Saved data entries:
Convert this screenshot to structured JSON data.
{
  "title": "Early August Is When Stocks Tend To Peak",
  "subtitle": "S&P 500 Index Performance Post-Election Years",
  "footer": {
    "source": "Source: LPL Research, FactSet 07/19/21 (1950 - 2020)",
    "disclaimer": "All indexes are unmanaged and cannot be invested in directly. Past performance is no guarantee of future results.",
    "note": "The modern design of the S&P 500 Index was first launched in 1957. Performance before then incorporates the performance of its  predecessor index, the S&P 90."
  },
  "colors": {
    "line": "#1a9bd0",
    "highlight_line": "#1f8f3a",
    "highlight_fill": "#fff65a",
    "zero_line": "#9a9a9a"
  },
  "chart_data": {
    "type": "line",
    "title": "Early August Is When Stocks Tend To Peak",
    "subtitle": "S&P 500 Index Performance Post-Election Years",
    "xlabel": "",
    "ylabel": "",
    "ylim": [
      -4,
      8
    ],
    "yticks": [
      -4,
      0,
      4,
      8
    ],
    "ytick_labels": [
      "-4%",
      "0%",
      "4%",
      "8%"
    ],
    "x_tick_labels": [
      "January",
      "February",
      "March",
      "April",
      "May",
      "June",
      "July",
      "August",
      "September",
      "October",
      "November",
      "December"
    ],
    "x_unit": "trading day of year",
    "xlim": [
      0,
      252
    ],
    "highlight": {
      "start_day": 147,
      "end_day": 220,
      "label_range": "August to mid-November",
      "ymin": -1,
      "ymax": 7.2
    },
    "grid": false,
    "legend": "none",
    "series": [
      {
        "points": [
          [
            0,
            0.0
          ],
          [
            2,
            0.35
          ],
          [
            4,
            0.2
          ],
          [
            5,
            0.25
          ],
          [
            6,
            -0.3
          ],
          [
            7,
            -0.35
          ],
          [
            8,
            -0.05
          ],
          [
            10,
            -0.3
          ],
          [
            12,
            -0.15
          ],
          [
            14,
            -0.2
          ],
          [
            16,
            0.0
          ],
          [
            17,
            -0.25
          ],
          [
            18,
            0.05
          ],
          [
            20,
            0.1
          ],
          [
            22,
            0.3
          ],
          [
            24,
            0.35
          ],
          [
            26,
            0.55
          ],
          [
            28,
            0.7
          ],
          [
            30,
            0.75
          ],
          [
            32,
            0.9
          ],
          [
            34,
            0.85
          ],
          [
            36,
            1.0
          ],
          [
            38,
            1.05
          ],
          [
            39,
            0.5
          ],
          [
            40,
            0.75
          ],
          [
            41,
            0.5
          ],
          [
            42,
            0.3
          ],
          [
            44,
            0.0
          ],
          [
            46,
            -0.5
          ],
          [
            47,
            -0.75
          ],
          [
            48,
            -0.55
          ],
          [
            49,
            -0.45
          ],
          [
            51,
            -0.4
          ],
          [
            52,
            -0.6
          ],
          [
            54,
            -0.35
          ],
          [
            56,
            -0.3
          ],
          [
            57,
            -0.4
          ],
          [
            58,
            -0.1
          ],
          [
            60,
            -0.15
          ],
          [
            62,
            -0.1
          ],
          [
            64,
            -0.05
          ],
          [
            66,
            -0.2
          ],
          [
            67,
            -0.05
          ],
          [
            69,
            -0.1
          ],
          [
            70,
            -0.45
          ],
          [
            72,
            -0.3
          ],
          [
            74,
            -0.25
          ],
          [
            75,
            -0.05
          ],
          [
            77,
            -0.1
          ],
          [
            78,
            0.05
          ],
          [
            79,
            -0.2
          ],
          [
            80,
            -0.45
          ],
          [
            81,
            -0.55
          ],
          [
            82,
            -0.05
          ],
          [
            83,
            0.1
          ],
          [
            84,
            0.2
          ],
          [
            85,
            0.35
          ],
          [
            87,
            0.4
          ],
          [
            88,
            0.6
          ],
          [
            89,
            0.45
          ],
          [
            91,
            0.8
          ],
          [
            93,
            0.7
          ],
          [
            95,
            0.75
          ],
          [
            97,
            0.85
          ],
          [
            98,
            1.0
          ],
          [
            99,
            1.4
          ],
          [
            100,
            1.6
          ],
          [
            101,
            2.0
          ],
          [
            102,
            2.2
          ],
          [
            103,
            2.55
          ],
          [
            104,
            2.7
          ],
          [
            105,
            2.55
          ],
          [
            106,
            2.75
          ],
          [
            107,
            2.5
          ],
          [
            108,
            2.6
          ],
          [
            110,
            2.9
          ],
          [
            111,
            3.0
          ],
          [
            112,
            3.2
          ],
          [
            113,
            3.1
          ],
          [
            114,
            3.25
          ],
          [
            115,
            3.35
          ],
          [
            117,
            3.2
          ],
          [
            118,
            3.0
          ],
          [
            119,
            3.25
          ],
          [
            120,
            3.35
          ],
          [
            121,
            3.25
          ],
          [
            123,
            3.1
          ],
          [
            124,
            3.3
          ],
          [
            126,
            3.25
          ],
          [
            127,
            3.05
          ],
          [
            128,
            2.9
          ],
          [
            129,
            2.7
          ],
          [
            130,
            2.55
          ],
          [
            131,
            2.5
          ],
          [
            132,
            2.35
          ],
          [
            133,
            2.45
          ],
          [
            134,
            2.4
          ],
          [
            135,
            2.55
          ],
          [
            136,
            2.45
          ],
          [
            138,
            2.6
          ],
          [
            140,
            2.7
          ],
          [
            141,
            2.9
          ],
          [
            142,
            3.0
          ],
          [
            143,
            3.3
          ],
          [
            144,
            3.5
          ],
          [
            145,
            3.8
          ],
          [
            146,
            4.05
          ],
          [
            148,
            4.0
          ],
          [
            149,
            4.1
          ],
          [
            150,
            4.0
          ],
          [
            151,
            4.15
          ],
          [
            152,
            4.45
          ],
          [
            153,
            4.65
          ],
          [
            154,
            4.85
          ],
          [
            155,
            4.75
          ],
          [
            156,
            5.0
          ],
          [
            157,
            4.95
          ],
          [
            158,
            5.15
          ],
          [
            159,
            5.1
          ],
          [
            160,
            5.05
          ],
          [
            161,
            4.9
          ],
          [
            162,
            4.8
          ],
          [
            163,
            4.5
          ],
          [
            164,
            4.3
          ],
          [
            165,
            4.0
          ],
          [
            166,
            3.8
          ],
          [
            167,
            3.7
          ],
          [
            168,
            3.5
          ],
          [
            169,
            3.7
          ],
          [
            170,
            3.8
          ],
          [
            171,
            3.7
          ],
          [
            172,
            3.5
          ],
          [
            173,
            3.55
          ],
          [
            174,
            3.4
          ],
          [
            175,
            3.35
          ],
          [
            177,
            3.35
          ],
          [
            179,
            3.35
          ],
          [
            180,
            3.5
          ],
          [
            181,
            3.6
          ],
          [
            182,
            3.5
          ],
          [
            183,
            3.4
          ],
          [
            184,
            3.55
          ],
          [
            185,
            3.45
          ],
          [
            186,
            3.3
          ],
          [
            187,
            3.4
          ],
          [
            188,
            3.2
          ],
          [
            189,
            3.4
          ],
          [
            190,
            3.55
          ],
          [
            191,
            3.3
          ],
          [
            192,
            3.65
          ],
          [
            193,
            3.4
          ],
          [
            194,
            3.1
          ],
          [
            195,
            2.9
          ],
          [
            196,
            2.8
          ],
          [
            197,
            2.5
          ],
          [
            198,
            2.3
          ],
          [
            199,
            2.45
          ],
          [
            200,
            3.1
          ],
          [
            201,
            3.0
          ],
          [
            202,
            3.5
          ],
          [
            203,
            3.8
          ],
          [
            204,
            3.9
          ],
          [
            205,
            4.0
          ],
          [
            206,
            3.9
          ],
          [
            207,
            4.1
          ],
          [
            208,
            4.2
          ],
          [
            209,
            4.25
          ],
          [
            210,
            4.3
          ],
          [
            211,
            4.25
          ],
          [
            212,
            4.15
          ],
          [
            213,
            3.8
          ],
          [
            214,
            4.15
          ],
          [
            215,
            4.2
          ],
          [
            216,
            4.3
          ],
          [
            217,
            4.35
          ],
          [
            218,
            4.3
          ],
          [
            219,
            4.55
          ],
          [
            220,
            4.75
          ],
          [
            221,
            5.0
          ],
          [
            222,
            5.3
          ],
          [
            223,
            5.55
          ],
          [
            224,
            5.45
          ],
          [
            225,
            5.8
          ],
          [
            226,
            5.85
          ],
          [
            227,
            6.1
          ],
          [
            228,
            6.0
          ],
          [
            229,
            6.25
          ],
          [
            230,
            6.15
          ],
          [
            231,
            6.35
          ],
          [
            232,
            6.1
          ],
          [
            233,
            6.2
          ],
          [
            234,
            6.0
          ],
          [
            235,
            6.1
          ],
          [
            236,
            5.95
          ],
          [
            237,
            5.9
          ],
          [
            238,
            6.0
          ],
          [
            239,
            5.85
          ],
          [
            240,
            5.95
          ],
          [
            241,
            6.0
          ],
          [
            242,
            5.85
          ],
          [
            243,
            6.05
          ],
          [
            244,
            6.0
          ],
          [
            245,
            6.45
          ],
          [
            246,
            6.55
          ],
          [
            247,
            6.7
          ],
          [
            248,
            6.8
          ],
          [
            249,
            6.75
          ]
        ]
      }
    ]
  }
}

WHAT NEEDS TO BE DONE: Return each line of the listing that holds the string "November".

WRITTEN SOLUTION:
      "November",
      "label_range": "August to mid-November",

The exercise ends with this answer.